-- Begin --

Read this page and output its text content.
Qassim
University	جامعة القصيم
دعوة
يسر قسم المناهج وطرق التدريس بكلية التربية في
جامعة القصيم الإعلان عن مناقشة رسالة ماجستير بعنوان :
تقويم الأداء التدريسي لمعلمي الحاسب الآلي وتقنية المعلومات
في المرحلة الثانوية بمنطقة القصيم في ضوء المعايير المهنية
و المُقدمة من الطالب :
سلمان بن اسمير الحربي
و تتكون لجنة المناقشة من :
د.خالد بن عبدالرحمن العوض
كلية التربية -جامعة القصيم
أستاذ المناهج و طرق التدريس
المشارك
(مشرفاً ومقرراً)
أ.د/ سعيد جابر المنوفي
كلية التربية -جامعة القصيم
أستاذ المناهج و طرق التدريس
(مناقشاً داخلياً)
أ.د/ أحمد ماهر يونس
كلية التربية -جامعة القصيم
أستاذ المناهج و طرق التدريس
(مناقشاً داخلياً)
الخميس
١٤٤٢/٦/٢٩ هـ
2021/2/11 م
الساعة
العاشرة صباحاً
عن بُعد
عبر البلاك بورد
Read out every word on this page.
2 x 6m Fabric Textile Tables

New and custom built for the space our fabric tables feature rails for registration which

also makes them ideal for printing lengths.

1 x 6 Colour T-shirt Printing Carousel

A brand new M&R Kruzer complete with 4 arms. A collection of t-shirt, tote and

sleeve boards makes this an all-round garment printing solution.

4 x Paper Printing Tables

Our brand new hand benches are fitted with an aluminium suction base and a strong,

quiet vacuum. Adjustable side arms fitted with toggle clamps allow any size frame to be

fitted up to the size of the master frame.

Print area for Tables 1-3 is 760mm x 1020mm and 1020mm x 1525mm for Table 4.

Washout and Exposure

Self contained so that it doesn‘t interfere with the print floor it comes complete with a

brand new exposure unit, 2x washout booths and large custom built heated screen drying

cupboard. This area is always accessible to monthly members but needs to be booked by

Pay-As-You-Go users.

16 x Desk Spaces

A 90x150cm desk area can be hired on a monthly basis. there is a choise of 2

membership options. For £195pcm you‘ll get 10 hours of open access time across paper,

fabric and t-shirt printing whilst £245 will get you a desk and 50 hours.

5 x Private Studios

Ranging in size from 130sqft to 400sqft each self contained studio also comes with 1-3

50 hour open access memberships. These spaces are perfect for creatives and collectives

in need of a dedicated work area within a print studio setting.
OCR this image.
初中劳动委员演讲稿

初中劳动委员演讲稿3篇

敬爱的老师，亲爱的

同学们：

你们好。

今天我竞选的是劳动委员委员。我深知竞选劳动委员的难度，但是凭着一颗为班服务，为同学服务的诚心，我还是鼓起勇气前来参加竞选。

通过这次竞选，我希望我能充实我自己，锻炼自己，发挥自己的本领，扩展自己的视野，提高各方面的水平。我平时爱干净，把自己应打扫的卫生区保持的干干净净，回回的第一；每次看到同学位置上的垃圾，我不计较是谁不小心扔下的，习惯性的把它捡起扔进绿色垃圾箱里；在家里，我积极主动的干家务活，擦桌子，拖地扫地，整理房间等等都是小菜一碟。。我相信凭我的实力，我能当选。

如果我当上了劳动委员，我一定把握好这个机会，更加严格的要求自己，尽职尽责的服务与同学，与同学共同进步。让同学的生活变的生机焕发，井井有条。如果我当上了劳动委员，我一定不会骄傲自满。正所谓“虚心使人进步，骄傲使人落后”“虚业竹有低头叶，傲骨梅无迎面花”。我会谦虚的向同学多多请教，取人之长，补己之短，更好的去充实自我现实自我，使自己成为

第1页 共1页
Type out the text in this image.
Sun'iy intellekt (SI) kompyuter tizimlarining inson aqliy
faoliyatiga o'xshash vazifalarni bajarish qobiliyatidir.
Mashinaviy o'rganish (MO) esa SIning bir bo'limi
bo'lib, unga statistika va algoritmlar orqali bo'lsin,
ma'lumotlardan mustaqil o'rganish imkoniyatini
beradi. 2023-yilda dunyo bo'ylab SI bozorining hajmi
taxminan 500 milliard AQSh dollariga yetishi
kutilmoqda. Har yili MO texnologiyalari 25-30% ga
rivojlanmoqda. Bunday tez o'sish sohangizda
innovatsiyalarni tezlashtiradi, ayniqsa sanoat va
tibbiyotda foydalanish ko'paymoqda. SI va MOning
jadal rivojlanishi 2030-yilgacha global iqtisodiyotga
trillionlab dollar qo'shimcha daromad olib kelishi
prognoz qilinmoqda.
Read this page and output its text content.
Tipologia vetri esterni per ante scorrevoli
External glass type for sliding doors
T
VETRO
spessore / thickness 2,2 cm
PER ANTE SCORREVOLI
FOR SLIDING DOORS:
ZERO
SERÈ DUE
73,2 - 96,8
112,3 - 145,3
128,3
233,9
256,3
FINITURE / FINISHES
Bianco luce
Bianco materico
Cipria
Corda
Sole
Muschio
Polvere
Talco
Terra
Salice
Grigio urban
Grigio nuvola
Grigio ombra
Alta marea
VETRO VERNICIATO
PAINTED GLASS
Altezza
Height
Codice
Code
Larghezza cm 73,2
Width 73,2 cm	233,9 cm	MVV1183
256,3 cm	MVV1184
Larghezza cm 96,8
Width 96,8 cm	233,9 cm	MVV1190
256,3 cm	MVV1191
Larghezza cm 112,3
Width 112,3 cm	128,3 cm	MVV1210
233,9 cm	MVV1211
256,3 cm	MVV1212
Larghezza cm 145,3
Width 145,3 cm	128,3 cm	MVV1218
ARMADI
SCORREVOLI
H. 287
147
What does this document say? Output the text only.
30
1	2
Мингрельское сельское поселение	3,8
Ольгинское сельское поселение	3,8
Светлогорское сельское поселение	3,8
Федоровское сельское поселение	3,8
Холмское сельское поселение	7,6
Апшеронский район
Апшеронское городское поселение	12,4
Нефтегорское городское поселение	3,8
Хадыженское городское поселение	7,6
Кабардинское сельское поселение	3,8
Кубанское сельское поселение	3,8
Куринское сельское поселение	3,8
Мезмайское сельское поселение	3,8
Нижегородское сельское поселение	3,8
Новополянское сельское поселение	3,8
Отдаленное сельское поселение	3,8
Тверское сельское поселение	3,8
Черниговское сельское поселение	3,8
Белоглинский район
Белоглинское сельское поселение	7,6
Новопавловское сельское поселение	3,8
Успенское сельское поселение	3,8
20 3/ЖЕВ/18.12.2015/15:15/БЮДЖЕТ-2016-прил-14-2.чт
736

-- End --

Exercise directions → Copy all data exactly, start to finish.

Written solution →
Read this page and output its text content.
Qassim
University	جامعة القصيم
دعوة
يسر قسم المناهج وطرق التدريس بكلية التربية في
جامعة القصيم الإعلان عن مناقشة رسالة ماجستير بعنوان :
تقويم الأداء التدريسي لمعلمي الحاسب الآلي وتقنية المعلومات
في المرحلة الثانوية بمنطقة القصيم في ضوء المعايير المهنية
و المُقدمة من الطالب :
سلمان بن اسمير الحربي
و تتكون لجنة المناقشة من :
د.خالد بن عبدالرحمن العوض
كلية التربية -جامعة القصيم
أستاذ المناهج و طرق التدريس
المشارك
(مشرفاً ومقرراً)
أ.د/ سعيد جابر المنوفي
كلية التربية -جامعة القصيم
أستاذ المناهج و طرق التدريس
(مناقشاً داخلياً)
أ.د/ أحمد ماهر يونس
كلية التربية -جامعة القصيم
أستاذ المناهج و طرق التدريس
(مناقشاً داخلياً)
الخميس
١٤٤٢/٦/٢٩ هـ
2021/2/11 م
الساعة
العاشرة صباحاً
عن بُعد
عبر البلاك بورد
Read out every word on this page.
2 x 6m Fabric Textile Tables

New and custom built for the space our fabric tables feature rails for registration which

also makes them ideal for printing lengths.

1 x 6 Colour T-shirt Printing Carousel

A brand new M&R Kruzer complete with 4 arms. A collection of t-shirt, tote and

sleeve boards makes this an all-round garment printing solution.

4 x Paper Printing Tables

Our brand new hand benches are fitted with an aluminium suction base and a strong,

quiet vacuum. Adjustable side arms fitted with toggle clamps allow any size frame to be

fitted up to the size of the master frame.

Print area for Tables 1-3 is 760mm x 1020mm and 1020mm x 1525mm for Table 4.

Washout and Exposure

Self contained so that it doesn‘t interfere with the print floor it comes complete with a

brand new exposure unit, 2x washout booths and large custom built heated screen drying

cupboard. This area is always accessible to monthly members but needs to be booked by

Pay-As-You-Go users.

16 x Desk Spaces

A 90x150cm desk area can be hired on a monthly basis. there is a choise of 2

membership options. For £195pcm you‘ll get 10 hours of open access time across paper,

fabric and t-shirt printing whilst £245 will get you a desk and 50 hours.

5 x Private Studios

Ranging in size from 130sqft to 400sqft each self contained studio also comes with 1-3

50 hour open access memberships. These spaces are perfect for creatives and collectives

in need of a dedicated work area within a print studio setting.
OCR this image.
初中劳动委员演讲稿

初中劳动委员演讲稿3篇

敬爱的老师，亲爱的

同学们：

你们好。

今天我竞选的是劳动委员委员。我深知竞选劳动委员的难度，但是凭着一颗为班服务，为同学服务的诚心，我还是鼓起勇气前来参加竞选。

通过这次竞选，我希望我能充实我自己，锻炼自己，发挥自己的本领，扩展自己的视野，提高各方面的水平。我平时爱干净，把自己应打扫的卫生区保持的干干净净，回回的第一；每次看到同学位置上的垃圾，我不计较是谁不小心扔下的，习惯性的把它捡起扔进绿色垃圾箱里；在家里，我积极主动的干家务活，擦桌子，拖地扫地，整理房间等等都是小菜一碟。。我相信凭我的实力，我能当选。

如果我当上了劳动委员，我一定把握好这个机会，更加严格的要求自己，尽职尽责的服务与同学，与同学共同进步。让同学的生活变的生机焕发，井井有条。如果我当上了劳动委员，我一定不会骄傲自满。正所谓“虚心使人进步，骄傲使人落后”“虚业竹有低头叶，傲骨梅无迎面花”。我会谦虚的向同学多多请教，取人之长，补己之短，更好的去充实自我现实自我，使自己成为

第1页 共1页
Type out the text in this image.
Sun'iy intellekt (SI) kompyuter tizimlarining inson aqliy
faoliyatiga o'xshash vazifalarni bajarish qobiliyatidir.
Mashinaviy o'rganish (MO) esa SIning bir bo'limi
bo'lib, unga statistika va algoritmlar orqali bo'lsin,
ma'lumotlardan mustaqil o'rganish imkoniyatini
beradi. 2023-yilda dunyo bo'ylab SI bozorining hajmi
taxminan 500 milliard AQSh dollariga yetishi
kutilmoqda. Har yili MO texnologiyalari 25-30% ga
rivojlanmoqda. Bunday tez o'sish sohangizda
innovatsiyalarni tezlashtiradi, ayniqsa sanoat va
tibbiyotda foydalanish ko'paymoqda. SI va MOning
jadal rivojlanishi 2030-yilgacha global iqtisodiyotga
trillionlab dollar qo'shimcha daromad olib kelishi
prognoz qilinmoqda.
Read this page and output its text content.
Tipologia vetri esterni per ante scorrevoli
External glass type for sliding doors
T
VETRO
spessore / thickness 2,2 cm
PER ANTE SCORREVOLI
FOR SLIDING DOORS:
ZERO
SERÈ DUE
73,2 - 96,8
112,3 - 145,3
128,3
233,9
256,3
FINITURE / FINISHES
Bianco luce
Bianco materico
Cipria
Corda
Sole
Muschio
Polvere
Talco
Terra
Salice
Grigio urban
Grigio nuvola
Grigio ombra
Alta marea
VETRO VERNICIATO
PAINTED GLASS
Altezza
Height
Codice
Code
Larghezza cm 73,2
Width 73,2 cm	233,9 cm	MVV1183
256,3 cm	MVV1184
Larghezza cm 96,8
Width 96,8 cm	233,9 cm	MVV1190
256,3 cm	MVV1191
Larghezza cm 112,3
Width 112,3 cm	128,3 cm	MVV1210
233,9 cm	MVV1211
256,3 cm	MVV1212
Larghezza cm 145,3
Width 145,3 cm	128,3 cm	MVV1218
ARMADI
SCORREVOLI
H. 287
147
What does this document say? Output the text only.
30
1	2
Мингрельское сельское поселение	3,8
Ольгинское сельское поселение	3,8
Светлогорское сельское поселение	3,8
Федоровское сельское поселение	3,8
Холмское сельское поселение	7,6
Апшеронский район
Апшеронское городское поселение	12,4
Нефтегорское городское поселение	3,8
Хадыженское городское поселение	7,6
Кабардинское сельское поселение	3,8
Кубанское сельское поселение	3,8
Куринское сельское поселение	3,8
Мезмайское сельское поселение	3,8
Нижегородское сельское поселение	3,8
Новополянское сельское поселение	3,8
Отдаленное сельское поселение	3,8
Тверское сельское поселение	3,8
Черниговское сельское поселение	3,8
Белоглинский район
Белоглинское сельское поселение	7,6
Новопавловское сельское поселение	3,8
Успенское сельское поселение	3,8
20 3/ЖЕВ/18.12.2015/15:15/БЮДЖЕТ-2016-прил-14-2.чт
736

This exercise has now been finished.